## Actions à mener
[A] Extrayez du texte sur le Bélier Andralex le passage qui va de "Doh Albert et son" jusqu'à "Metz en 2005." inclus.
[B] D'après le texte sur le Bélier Andralex, dans quelle ville Doh Albert est-il décédé ?

## Passage extrait
===
La chanson est accueillie aux quatre coins du pays comme une leçon de morale plus qu’à propos. L’album sera vendu à plus de 130 000 exemplaires, un record inédit. 

Doh Albert et son frère cadet Houon Pierre doivent leur carrière d’artiste musicien à Alexandre leur aîné, fondateur de l’ébénisterie « André et Alex » dont la réussite lui permettra d’offrir un orchestre flambant neuf à ses petits-frères. La formation prend le nom de l’entreprise familiale et s’affiche : « Le Bélier Andralex ». Au bout de six mois de répétition dans le hangar de l’ébénisterie, le producteur Lassissi du label Sacodis, sis à Treicheville, les embarque à Lagos, la capitale nigériane où ils enregistrent l’album « Doh Albert et Houon Pierre du Bélier Andralex » 

Quand le combo éclate, Doh Albert se reconvertit dans le commerce et émigre en France où il décède à Metz en 2005.

Quant à Houon Pierre (père de DJ Arafat), il devient ingénieur de son et producteur de nombreux jeunes artistes, avant de décéder à son tour en 2012.
===
Entrées de disposition spatiale:
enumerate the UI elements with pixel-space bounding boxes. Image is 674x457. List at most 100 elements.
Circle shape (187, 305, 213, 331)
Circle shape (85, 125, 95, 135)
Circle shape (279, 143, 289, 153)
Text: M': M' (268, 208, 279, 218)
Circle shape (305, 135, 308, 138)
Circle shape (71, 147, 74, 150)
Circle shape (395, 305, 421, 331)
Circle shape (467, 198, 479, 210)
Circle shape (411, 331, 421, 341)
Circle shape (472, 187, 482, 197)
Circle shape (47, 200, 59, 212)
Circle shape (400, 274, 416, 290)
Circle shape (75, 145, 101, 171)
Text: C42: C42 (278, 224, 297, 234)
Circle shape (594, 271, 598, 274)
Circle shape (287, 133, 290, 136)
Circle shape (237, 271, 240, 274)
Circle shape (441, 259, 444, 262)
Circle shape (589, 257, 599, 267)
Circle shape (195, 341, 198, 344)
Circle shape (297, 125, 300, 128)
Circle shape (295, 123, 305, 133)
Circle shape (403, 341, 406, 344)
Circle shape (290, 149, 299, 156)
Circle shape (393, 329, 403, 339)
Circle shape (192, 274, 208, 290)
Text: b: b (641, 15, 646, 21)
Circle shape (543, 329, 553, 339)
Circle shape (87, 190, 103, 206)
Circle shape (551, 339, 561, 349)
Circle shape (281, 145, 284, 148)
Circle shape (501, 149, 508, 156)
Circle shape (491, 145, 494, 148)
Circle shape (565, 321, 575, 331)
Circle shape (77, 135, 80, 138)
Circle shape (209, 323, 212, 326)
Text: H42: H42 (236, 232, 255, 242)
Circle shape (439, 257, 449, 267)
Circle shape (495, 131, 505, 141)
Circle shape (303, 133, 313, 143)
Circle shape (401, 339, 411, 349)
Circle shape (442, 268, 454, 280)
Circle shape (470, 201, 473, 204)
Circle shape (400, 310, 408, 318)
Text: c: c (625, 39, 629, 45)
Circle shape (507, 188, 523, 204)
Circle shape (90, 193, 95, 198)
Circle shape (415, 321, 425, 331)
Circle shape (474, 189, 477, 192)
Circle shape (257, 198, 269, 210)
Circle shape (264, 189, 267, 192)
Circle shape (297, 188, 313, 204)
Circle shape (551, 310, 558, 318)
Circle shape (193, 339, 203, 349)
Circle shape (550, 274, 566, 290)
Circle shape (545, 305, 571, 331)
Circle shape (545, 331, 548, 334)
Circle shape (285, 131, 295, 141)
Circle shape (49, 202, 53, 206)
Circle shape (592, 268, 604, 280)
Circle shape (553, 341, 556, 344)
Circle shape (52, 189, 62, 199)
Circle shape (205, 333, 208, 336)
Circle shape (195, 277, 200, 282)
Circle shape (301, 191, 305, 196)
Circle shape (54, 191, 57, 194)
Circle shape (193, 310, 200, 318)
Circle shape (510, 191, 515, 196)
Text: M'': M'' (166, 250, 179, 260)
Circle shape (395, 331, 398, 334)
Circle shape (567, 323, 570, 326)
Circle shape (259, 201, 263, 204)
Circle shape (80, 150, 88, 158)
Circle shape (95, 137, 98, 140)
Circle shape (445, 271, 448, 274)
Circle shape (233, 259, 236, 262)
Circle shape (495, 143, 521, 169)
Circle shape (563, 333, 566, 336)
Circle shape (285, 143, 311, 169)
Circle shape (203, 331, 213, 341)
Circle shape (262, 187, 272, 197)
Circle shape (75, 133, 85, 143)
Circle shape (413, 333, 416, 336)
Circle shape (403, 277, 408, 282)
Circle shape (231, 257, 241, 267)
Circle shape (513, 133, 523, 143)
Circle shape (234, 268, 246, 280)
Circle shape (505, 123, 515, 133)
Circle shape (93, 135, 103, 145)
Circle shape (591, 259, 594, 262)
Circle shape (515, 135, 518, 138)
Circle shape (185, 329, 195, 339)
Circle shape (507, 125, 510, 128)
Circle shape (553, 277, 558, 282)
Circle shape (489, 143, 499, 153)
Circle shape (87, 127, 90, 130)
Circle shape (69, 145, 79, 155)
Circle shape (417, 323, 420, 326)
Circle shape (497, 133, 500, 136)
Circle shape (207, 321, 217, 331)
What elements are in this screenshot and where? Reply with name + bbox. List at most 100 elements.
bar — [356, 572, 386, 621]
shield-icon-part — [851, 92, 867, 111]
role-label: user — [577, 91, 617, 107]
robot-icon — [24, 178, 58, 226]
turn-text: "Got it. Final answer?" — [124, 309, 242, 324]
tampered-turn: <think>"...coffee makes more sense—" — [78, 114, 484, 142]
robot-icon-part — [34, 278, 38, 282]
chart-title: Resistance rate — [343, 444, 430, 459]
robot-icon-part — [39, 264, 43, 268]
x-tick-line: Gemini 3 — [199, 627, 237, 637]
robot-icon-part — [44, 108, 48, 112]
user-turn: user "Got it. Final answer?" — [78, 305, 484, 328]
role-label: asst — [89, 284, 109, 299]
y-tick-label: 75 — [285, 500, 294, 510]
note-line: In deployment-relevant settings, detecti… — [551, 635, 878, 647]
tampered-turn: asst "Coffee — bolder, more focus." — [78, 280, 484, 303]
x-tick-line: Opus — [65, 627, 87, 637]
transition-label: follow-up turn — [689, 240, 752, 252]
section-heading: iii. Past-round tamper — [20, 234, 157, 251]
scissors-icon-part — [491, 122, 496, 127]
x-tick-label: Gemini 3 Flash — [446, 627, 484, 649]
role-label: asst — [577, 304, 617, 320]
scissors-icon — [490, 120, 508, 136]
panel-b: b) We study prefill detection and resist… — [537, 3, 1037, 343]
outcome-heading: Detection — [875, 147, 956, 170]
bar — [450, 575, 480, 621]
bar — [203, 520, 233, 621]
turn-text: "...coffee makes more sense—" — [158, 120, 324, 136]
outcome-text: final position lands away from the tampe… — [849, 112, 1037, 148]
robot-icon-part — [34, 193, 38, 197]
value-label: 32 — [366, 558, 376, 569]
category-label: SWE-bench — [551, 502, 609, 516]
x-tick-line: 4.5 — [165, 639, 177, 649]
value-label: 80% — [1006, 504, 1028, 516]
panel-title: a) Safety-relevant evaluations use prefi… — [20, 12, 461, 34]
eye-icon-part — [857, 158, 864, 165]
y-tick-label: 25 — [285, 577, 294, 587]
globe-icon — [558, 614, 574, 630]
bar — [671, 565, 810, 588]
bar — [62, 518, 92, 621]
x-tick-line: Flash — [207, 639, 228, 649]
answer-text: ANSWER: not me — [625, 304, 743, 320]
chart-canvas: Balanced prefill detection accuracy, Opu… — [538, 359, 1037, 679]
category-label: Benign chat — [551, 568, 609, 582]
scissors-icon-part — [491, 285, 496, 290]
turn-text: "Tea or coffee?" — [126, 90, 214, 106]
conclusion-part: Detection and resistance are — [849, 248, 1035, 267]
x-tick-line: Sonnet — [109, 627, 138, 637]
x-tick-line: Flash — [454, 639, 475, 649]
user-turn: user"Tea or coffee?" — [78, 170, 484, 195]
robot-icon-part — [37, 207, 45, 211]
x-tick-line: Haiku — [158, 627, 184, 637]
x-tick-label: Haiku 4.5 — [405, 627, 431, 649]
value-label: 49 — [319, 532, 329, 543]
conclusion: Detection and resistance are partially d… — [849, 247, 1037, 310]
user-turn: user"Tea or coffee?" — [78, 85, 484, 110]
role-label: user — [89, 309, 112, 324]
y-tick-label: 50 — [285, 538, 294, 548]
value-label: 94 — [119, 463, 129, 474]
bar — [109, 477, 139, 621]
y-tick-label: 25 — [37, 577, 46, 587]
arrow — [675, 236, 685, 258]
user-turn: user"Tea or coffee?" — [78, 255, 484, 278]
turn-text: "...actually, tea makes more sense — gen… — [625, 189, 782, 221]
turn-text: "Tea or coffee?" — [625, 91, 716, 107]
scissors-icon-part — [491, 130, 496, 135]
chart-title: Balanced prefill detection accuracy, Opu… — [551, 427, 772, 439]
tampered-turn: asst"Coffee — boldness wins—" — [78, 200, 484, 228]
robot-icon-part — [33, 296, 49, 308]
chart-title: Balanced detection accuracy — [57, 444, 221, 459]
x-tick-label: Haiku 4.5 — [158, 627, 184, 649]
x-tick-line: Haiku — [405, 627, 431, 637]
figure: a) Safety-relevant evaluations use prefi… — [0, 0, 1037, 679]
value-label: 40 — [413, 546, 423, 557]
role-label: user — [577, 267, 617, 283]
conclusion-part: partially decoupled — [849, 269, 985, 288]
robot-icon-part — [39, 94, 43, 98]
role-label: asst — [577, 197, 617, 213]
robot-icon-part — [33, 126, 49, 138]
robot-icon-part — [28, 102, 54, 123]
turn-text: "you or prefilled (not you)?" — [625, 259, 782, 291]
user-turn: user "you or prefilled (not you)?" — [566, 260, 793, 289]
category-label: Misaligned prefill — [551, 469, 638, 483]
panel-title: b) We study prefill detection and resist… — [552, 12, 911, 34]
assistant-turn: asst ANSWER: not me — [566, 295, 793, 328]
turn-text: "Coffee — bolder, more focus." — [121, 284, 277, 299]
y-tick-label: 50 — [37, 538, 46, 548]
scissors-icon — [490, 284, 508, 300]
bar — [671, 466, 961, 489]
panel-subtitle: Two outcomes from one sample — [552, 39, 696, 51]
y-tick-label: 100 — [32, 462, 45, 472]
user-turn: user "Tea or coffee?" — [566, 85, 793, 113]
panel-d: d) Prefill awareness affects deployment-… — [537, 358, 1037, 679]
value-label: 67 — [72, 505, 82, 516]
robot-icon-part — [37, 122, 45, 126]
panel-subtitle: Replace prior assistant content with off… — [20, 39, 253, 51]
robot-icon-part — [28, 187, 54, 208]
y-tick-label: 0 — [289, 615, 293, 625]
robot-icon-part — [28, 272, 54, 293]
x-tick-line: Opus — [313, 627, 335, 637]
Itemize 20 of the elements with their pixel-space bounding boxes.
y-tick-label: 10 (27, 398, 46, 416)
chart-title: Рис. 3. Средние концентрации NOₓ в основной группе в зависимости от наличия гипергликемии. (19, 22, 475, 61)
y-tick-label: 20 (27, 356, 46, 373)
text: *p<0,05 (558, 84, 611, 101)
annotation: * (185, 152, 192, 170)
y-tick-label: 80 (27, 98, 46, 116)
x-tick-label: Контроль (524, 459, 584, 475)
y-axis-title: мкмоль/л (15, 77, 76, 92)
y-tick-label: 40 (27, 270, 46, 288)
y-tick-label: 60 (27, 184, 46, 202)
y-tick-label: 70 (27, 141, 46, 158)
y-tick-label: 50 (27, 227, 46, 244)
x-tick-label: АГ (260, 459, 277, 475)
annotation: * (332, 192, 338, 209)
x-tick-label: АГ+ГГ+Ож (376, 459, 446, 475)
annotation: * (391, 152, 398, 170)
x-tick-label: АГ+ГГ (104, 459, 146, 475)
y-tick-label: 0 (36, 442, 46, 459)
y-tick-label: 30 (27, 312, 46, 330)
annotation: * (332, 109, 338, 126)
===
## Résultats par tâche
[A]
Doh Albert et son frère cadet Houon Pierre doivent leur carrière d’artiste musicien à Alexandre leur aîné, fondateur de l’ébénisterie « André et Alex » dont la réussite lui permettra d’offrir un orchestre flambant neuf à ses petits-frères. La formation prend le nom de l’entreprise familiale et s’affiche : « Le Bélier Andralex ». Au bout de six mois de répétition dans le hangar de l’ébénisterie, le producteur Lassissi du label Sacodis, sis à Treicheville, les embarque à Lagos, la capitale nigériane où ils enregistrent l’album « Doh Albert et Houon Pierre du Bélier Andralex » 

Quand le combo éclate, Doh Albert se reconvertit dans le commerce et émigre en France où il décède à Metz en 2005.

[B] À Metz.